● Exercise instructions:
Gather the lines from the material that contain "DESPESA".

— begin —

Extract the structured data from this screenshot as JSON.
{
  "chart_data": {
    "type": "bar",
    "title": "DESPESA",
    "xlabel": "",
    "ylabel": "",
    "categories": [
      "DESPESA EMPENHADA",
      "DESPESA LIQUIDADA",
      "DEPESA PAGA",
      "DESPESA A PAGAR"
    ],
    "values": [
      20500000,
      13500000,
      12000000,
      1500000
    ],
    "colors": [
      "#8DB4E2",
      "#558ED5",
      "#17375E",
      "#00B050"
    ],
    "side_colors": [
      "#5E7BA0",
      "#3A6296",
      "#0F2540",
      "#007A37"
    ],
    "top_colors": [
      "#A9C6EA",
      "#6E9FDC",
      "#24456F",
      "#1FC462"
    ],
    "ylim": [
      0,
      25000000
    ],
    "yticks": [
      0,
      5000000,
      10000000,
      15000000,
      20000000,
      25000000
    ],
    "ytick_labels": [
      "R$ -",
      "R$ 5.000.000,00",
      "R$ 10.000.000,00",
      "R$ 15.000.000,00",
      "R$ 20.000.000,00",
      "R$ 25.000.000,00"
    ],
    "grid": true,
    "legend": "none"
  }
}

— end —

● Response to this task:
    "title": "DESPESA",
      "DESPESA EMPENHADA",
      "DESPESA LIQUIDADA",
      "DESPESA A PAGAR"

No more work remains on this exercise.